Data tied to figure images
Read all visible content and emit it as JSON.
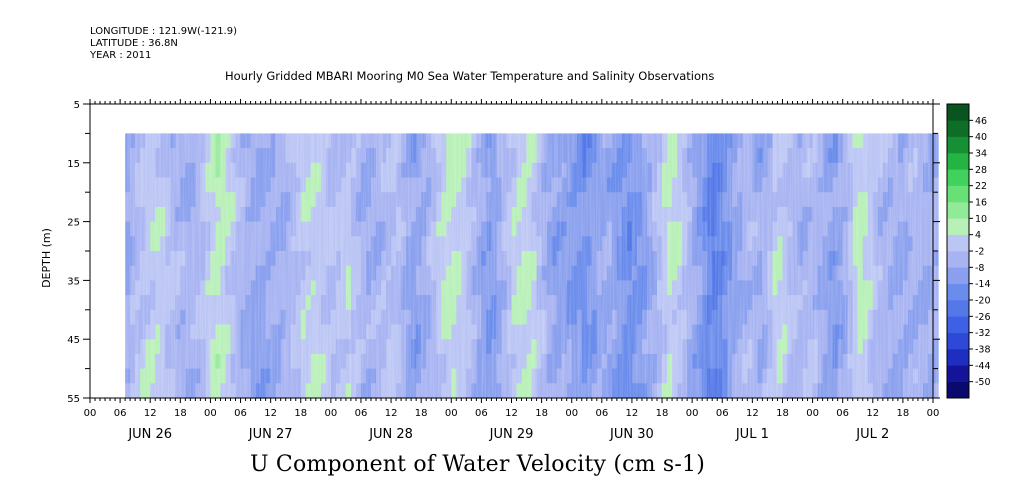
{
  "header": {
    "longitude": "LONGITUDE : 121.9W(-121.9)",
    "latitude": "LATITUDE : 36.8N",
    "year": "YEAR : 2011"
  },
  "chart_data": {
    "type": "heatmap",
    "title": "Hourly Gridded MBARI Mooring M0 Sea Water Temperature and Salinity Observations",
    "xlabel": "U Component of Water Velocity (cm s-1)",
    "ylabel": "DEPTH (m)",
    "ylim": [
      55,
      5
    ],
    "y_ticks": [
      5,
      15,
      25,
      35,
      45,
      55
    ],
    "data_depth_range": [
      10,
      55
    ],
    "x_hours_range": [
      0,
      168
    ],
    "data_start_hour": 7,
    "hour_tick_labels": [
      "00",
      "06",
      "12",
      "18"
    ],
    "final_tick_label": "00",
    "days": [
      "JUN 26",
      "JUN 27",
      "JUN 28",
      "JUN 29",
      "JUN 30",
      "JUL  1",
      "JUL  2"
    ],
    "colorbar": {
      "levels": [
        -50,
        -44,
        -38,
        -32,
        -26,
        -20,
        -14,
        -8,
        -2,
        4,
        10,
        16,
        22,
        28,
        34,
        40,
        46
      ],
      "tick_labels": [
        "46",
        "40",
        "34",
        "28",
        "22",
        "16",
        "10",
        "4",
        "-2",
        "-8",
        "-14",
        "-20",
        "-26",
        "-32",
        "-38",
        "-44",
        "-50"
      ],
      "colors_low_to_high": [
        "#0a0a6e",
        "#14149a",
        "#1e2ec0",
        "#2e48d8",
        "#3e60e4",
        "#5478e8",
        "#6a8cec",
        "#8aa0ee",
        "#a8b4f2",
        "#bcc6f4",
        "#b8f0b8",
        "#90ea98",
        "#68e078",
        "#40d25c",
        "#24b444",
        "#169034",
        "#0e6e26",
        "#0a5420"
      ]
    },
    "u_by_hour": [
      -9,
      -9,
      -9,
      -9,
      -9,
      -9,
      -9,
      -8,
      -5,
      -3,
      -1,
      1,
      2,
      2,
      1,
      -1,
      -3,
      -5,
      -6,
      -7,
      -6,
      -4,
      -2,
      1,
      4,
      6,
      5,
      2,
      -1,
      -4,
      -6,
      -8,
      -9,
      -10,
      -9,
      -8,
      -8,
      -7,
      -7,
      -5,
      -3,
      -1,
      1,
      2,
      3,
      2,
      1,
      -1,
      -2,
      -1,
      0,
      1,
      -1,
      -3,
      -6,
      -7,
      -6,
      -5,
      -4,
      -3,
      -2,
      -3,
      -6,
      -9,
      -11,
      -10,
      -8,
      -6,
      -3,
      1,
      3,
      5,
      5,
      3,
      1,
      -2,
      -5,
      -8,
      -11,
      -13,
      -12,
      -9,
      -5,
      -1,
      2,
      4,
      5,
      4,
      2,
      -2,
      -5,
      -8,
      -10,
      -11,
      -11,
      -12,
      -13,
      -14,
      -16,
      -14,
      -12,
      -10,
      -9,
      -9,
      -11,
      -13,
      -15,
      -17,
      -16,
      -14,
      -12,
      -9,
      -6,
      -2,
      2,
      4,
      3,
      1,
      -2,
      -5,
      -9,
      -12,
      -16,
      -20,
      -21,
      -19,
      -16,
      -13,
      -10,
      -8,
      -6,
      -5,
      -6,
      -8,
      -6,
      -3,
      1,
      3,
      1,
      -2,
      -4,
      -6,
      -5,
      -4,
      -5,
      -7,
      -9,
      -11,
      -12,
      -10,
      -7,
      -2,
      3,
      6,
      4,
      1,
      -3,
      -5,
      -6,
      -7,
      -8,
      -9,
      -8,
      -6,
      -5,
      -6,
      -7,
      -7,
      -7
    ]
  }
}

Your objective: Report each line of the material above where the word "Water" appears.

Finished exercise:
    "title": "Hourly Gridded MBARI Mooring M0 Sea Water Temperature and Salinity Observations",
    "xlabel": "U Component of Water Velocity (cm s-1)",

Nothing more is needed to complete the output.